* _EXERCISE DETAILS_:
Assemble all lines in which the string "this" appears.

==== DATASET RECORDS ====

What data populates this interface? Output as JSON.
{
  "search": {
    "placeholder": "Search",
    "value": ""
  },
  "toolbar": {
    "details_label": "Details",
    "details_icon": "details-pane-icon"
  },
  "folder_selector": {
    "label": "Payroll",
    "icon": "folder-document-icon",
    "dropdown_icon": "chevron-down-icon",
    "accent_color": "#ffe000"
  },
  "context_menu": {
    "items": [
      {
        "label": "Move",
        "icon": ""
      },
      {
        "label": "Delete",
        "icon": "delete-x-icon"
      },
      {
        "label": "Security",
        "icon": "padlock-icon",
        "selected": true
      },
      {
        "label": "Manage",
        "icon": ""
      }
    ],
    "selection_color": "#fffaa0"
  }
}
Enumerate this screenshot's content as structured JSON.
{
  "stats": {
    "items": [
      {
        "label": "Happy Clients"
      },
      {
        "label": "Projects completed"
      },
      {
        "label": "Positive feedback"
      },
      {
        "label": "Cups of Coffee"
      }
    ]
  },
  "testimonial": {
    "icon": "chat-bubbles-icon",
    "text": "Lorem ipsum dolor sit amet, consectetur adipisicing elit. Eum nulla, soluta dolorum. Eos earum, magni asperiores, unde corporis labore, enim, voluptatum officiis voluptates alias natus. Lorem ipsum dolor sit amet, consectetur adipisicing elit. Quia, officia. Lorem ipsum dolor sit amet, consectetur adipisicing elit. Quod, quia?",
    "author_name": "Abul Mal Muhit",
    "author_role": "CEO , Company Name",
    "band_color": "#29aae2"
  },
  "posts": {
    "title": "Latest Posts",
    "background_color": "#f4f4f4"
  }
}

====

* _FULL OUTPUT_:
What data populates this interface? Output as JSON.
Enumerate this screenshot's content as structured JSON.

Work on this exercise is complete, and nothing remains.